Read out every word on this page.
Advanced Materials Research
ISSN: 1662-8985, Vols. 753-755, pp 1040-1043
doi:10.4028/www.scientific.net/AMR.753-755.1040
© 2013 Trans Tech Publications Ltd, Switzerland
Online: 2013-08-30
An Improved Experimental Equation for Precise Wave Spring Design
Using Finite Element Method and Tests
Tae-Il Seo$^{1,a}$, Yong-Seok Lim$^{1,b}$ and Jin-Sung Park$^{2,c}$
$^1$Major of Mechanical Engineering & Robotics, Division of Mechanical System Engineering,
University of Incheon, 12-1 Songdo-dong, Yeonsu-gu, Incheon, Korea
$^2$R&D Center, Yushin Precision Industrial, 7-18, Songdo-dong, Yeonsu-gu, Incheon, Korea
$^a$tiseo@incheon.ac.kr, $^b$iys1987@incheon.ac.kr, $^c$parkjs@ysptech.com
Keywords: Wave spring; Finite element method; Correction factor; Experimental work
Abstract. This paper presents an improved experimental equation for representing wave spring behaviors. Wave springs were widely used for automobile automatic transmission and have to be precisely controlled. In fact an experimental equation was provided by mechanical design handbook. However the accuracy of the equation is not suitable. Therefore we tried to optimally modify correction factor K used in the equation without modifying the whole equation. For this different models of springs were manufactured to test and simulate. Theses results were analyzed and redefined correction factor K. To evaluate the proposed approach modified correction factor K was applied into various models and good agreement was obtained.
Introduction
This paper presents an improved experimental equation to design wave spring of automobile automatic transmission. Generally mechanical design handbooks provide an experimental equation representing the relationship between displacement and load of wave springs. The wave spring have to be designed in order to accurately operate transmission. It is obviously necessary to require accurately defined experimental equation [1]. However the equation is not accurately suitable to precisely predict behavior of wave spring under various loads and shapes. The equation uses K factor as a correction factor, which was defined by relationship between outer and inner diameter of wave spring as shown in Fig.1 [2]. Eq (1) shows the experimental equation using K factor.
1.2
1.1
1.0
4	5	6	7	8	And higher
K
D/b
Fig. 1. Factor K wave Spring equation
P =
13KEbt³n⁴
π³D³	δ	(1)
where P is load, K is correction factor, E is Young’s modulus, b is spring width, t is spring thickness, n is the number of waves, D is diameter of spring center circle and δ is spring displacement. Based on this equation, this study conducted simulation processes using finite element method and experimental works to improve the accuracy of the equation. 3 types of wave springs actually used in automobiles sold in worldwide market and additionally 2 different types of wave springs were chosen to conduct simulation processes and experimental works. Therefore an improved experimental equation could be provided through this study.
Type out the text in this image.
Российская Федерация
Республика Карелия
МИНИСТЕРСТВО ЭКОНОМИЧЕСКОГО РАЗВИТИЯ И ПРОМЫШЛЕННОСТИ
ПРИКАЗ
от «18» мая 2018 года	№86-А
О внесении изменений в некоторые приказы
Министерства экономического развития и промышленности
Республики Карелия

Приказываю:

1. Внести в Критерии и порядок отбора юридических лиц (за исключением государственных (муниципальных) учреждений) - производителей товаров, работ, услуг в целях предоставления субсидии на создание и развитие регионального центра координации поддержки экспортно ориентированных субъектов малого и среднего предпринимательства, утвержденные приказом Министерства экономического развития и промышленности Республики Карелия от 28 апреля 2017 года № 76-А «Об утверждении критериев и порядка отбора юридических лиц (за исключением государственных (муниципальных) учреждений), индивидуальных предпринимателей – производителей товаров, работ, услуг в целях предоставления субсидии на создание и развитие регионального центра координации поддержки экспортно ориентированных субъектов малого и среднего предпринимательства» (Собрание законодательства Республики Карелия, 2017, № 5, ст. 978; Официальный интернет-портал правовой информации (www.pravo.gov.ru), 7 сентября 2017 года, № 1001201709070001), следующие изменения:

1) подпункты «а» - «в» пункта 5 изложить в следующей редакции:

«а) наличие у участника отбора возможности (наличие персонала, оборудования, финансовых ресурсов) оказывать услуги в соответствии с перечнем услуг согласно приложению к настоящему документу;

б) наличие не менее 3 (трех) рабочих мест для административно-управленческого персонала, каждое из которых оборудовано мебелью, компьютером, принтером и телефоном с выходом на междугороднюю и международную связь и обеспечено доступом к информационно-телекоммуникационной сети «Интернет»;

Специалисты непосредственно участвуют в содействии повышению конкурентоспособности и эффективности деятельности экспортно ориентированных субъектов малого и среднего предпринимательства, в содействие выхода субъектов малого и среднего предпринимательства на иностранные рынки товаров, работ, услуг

=====

# STATED GOAL
Scan the material above. Copy each line that holds the word "dong".

# THE COMPLETED TASK
University of Incheon, 12-1 Songdo-dong, Yeonsu-gu, Incheon, Korea
$^2$R&D Center, Yushin Precision Industrial, 7-18, Songdo-dong, Yeonsu-gu, Incheon, Korea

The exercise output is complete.